▶ TASK STATEMENT
Here are records with pictures in them. Copy all of them exactly and leave the pictures out.

▶ DATASET CONTENT

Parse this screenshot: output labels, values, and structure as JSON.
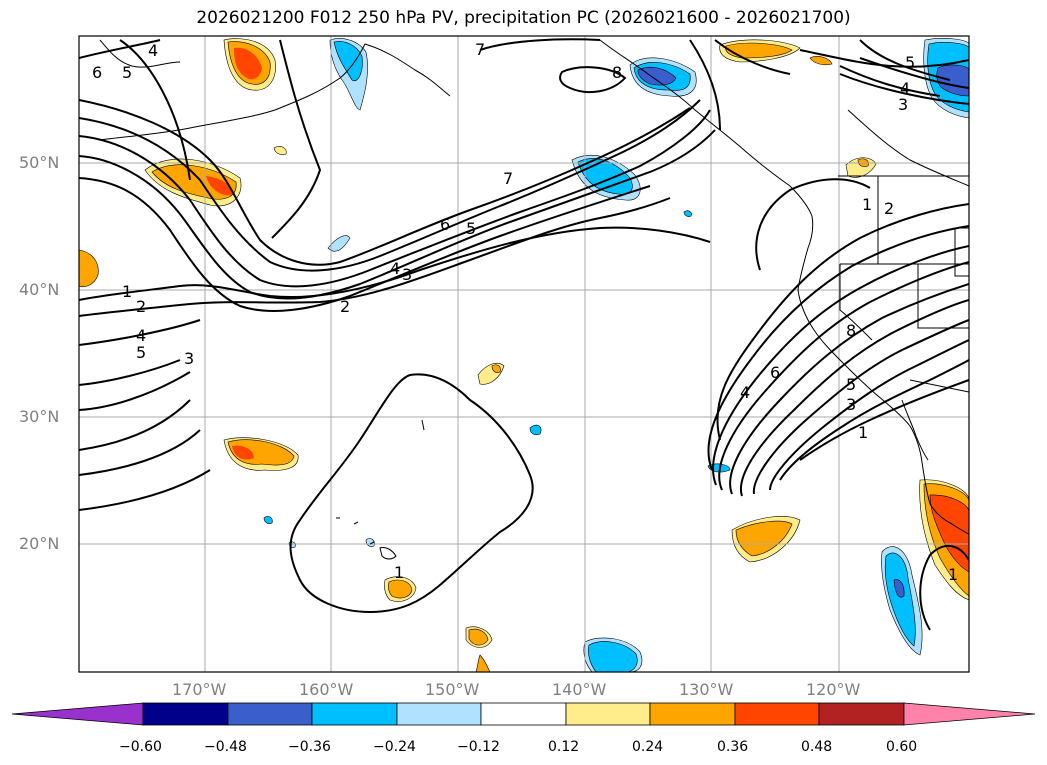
{
  "title": "2026021200 F012 250 hPa PV, precipitation PC (2026021600 - 2026021700)",
  "lat_labels": [
    "50°N",
    "40°N",
    "30°N",
    "20°N"
  ],
  "lon_labels": [
    "170°W",
    "160°W",
    "150°W",
    "140°W",
    "130°W",
    "120°W"
  ],
  "contour_labels": [
    "1",
    "2",
    "3",
    "4",
    "5",
    "6",
    "7",
    "8"
  ],
  "colorbar": {
    "ticks": [
      "−0.60",
      "−0.48",
      "−0.36",
      "−0.24",
      "−0.12",
      "0.12",
      "0.24",
      "0.36",
      "0.48",
      "0.60"
    ],
    "colors": [
      "#9932cc",
      "#00008b",
      "#3a5fcd",
      "#00bfff",
      "#b0e2ff",
      "#ffffff",
      "#ffec8b",
      "#ffa500",
      "#ff4500",
      "#b22222",
      "#ff82ab"
    ]
  }
}
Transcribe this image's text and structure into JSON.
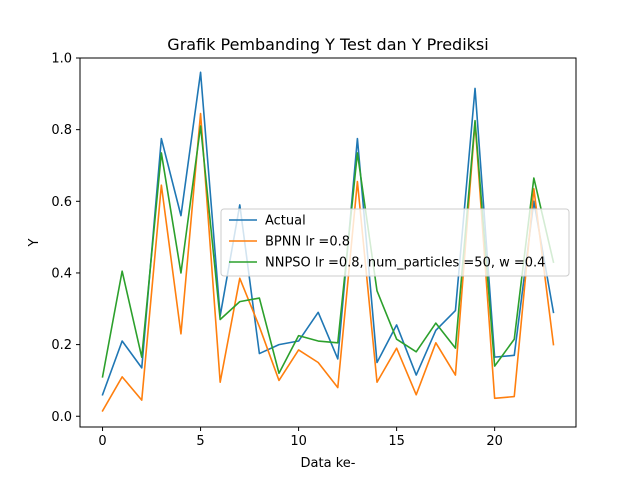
{
  "chart_data": {
    "type": "line",
    "title": "Grafik Pembanding Y Test dan Y Prediksi",
    "xlabel": "Data ke-",
    "ylabel": "Y",
    "xlim": [
      -1.15,
      24.15
    ],
    "ylim": [
      -0.03,
      1.0
    ],
    "x_ticks": [
      0,
      5,
      10,
      15,
      20
    ],
    "x_tick_labels": [
      "0",
      "5",
      "10",
      "15",
      "20"
    ],
    "y_ticks": [
      0.0,
      0.2,
      0.4,
      0.6,
      0.8,
      1.0
    ],
    "y_tick_labels": [
      "0.0",
      "0.2",
      "0.4",
      "0.6",
      "0.8",
      "1.0"
    ],
    "grid": false,
    "legend_position": "center-right",
    "x": [
      0,
      1,
      2,
      3,
      4,
      5,
      6,
      7,
      8,
      9,
      10,
      11,
      12,
      13,
      14,
      15,
      16,
      17,
      18,
      19,
      20,
      21,
      22,
      23
    ],
    "series": [
      {
        "name": "Actual",
        "color": "#1f77b4",
        "values": [
          0.06,
          0.21,
          0.135,
          0.775,
          0.56,
          0.96,
          0.28,
          0.59,
          0.175,
          0.2,
          0.21,
          0.29,
          0.16,
          0.775,
          0.15,
          0.255,
          0.115,
          0.24,
          0.295,
          0.915,
          0.165,
          0.17,
          0.6,
          0.29
        ]
      },
      {
        "name": "BPNN lr =0.8",
        "color": "#ff7f0e",
        "values": [
          0.015,
          0.11,
          0.045,
          0.645,
          0.23,
          0.845,
          0.095,
          0.385,
          0.25,
          0.1,
          0.185,
          0.15,
          0.08,
          0.655,
          0.095,
          0.19,
          0.06,
          0.205,
          0.115,
          0.82,
          0.05,
          0.055,
          0.635,
          0.2
        ]
      },
      {
        "name": "NNPSO lr =0.8, num_particles =50, w =0.4",
        "color": "#2ca02c",
        "values": [
          0.11,
          0.405,
          0.165,
          0.735,
          0.4,
          0.81,
          0.27,
          0.32,
          0.33,
          0.12,
          0.225,
          0.21,
          0.205,
          0.735,
          0.35,
          0.215,
          0.18,
          0.26,
          0.19,
          0.825,
          0.14,
          0.215,
          0.665,
          0.43
        ]
      }
    ]
  }
}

▶ FINAL RESULT
Parse this screenshot: output labels, values, and structure as JSON.
{
  "title": "2026021200 F012 250 hPa PV, precipitation PC (2026021600 - 2026021700)",
  "lat_labels": [
    "50°N",
    "40°N",
    "30°N",
    "20°N"
  ],
  "lon_labels": [
    "170°W",
    "160°W",
    "150°W",
    "140°W",
    "130°W",
    "120°W"
  ],
  "contour_labels": [
    "1",
    "2",
    "3",
    "4",
    "5",
    "6",
    "7",
    "8"
  ],
  "colorbar": {
    "ticks": [
      "−0.60",
      "−0.48",
      "−0.36",
      "−0.24",
      "−0.12",
      "0.12",
      "0.24",
      "0.36",
      "0.48",
      "0.60"
    ],
    "colors": [
      "#9932cc",
      "#00008b",
      "#3a5fcd",
      "#00bfff",
      "#b0e2ff",
      "#ffffff",
      "#ffec8b",
      "#ffa500",
      "#ff4500",
      "#b22222",
      "#ff82ab"
    ]
  }
}
Transcribe this image's text and structure into JSON.
{
  "chart_data": {
    "type": "line",
    "title": "Grafik Pembanding Y Test dan Y Prediksi",
    "xlabel": "Data ke-",
    "ylabel": "Y",
    "xlim": [
      -1.15,
      24.15
    ],
    "ylim": [
      -0.03,
      1.0
    ],
    "x_ticks": [
      0,
      5,
      10,
      15,
      20
    ],
    "x_tick_labels": [
      "0",
      "5",
      "10",
      "15",
      "20"
    ],
    "y_ticks": [
      0.0,
      0.2,
      0.4,
      0.6,
      0.8,
      1.0
    ],
    "y_tick_labels": [
      "0.0",
      "0.2",
      "0.4",
      "0.6",
      "0.8",
      "1.0"
    ],
    "grid": false,
    "legend_position": "center-right",
    "x": [
      0,
      1,
      2,
      3,
      4,
      5,
      6,
      7,
      8,
      9,
      10,
      11,
      12,
      13,
      14,
      15,
      16,
      17,
      18,
      19,
      20,
      21,
      22,
      23
    ],
    "series": [
      {
        "name": "Actual",
        "color": "#1f77b4",
        "values": [
          0.06,
          0.21,
          0.135,
          0.775,
          0.56,
          0.96,
          0.28,
          0.59,
          0.175,
          0.2,
          0.21,
          0.29,
          0.16,
          0.775,
          0.15,
          0.255,
          0.115,
          0.24,
          0.295,
          0.915,
          0.165,
          0.17,
          0.6,
          0.29
        ]
      },
      {
        "name": "BPNN lr =0.8",
        "color": "#ff7f0e",
        "values": [
          0.015,
          0.11,
          0.045,
          0.645,
          0.23,
          0.845,
          0.095,
          0.385,
          0.25,
          0.1,
          0.185,
          0.15,
          0.08,
          0.655,
          0.095,
          0.19,
          0.06,
          0.205,
          0.115,
          0.82,
          0.05,
          0.055,
          0.635,
          0.2
        ]
      },
      {
        "name": "NNPSO lr =0.8, num_particles =50, w =0.4",
        "color": "#2ca02c",
        "values": [
          0.11,
          0.405,
          0.165,
          0.735,
          0.4,
          0.81,
          0.27,
          0.32,
          0.33,
          0.12,
          0.225,
          0.21,
          0.205,
          0.735,
          0.35,
          0.215,
          0.18,
          0.26,
          0.19,
          0.825,
          0.14,
          0.215,
          0.665,
          0.43
        ]
      }
    ]
  }
}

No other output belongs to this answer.